Aim of the task: Please give the data below again in full, exactly as it stands.

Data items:
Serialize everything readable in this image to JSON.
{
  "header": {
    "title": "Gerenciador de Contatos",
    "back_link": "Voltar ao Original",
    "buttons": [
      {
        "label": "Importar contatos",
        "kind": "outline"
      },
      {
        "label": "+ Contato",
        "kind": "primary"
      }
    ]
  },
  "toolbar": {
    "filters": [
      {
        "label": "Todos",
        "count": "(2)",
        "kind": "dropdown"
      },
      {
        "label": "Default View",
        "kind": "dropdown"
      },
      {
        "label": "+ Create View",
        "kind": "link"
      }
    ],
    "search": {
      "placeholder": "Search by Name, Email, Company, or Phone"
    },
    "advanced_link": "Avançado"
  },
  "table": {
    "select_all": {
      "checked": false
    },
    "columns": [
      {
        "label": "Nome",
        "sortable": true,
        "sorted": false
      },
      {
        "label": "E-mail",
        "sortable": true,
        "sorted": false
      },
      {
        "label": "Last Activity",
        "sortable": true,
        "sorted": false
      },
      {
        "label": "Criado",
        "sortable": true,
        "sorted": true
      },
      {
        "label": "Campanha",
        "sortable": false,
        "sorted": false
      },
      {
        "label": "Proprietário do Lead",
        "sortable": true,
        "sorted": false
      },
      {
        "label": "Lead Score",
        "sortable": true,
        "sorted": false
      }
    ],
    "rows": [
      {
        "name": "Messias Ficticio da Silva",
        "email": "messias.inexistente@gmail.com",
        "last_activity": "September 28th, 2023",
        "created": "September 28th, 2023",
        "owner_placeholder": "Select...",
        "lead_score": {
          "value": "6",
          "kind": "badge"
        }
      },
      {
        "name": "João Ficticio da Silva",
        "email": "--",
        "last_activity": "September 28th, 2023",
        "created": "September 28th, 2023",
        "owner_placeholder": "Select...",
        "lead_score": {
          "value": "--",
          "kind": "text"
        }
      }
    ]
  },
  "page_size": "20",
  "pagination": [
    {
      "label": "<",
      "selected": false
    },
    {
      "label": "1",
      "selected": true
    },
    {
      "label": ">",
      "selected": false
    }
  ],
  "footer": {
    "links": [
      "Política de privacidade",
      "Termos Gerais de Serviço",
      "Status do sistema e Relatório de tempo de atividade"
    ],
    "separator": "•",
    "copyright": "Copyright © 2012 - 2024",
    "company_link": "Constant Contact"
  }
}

Answer to this task:
Serialize everything readable in this image to JSON.
{
  "header": {
    "title": "Gerenciador de Contatos",
    "back_link": "Voltar ao Original",
    "buttons": [
      {
        "label": "Importar contatos",
        "kind": "outline"
      },
      {
        "label": "+ Contato",
        "kind": "primary"
      }
    ]
  },
  "toolbar": {
    "filters": [
      {
        "label": "Todos",
        "count": "(2)",
        "kind": "dropdown"
      },
      {
        "label": "Default View",
        "kind": "dropdown"
      },
      {
        "label": "+ Create View",
        "kind": "link"
      }
    ],
    "search": {
      "placeholder": "Search by Name, Email, Company, or Phone"
    },
    "advanced_link": "Avançado"
  },
  "table": {
    "select_all": {
      "checked": false
    },
    "columns": [
      {
        "label": "Nome",
        "sortable": true,
        "sorted": false
      },
      {
        "label": "E-mail",
        "sortable": true,
        "sorted": false
      },
      {
        "label": "Last Activity",
        "sortable": true,
        "sorted": false
      },
      {
        "label": "Criado",
        "sortable": true,
        "sorted": true
      },
      {
        "label": "Campanha",
        "sortable": false,
        "sorted": false
      },
      {
        "label": "Proprietário do Lead",
        "sortable": true,
        "sorted": false
      },
      {
        "label": "Lead Score",
        "sortable": true,
        "sorted": false
      }
    ],
    "rows": [
      {
        "name": "Messias Ficticio da Silva",
        "email": "messias.inexistente@gmail.com",
        "last_activity": "September 28th, 2023",
        "created": "September 28th, 2023",
        "owner_placeholder": "Select...",
        "lead_score": {
          "value": "6",
          "kind": "badge"
        }
      },
      {
        "name": "João Ficticio da Silva",
        "email": "--",
        "last_activity": "September 28th, 2023",
        "created": "September 28th, 2023",
        "owner_placeholder": "Select...",
        "lead_score": {
          "value": "--",
          "kind": "text"
        }
      }
    ]
  },
  "page_size": "20",
  "pagination": [
    {
      "label": "<",
      "selected": false
    },
    {
      "label": "1",
      "selected": true
    },
    {
      "label": ">",
      "selected": false
    }
  ],
  "footer": {
    "links": [
      "Política de privacidade",
      "Termos Gerais de Serviço",
      "Status do sistema e Relatório de tempo de atividade"
    ],
    "separator": "•",
    "copyright": "Copyright © 2012 - 2024",
    "company_link": "Constant Contact"
  }
}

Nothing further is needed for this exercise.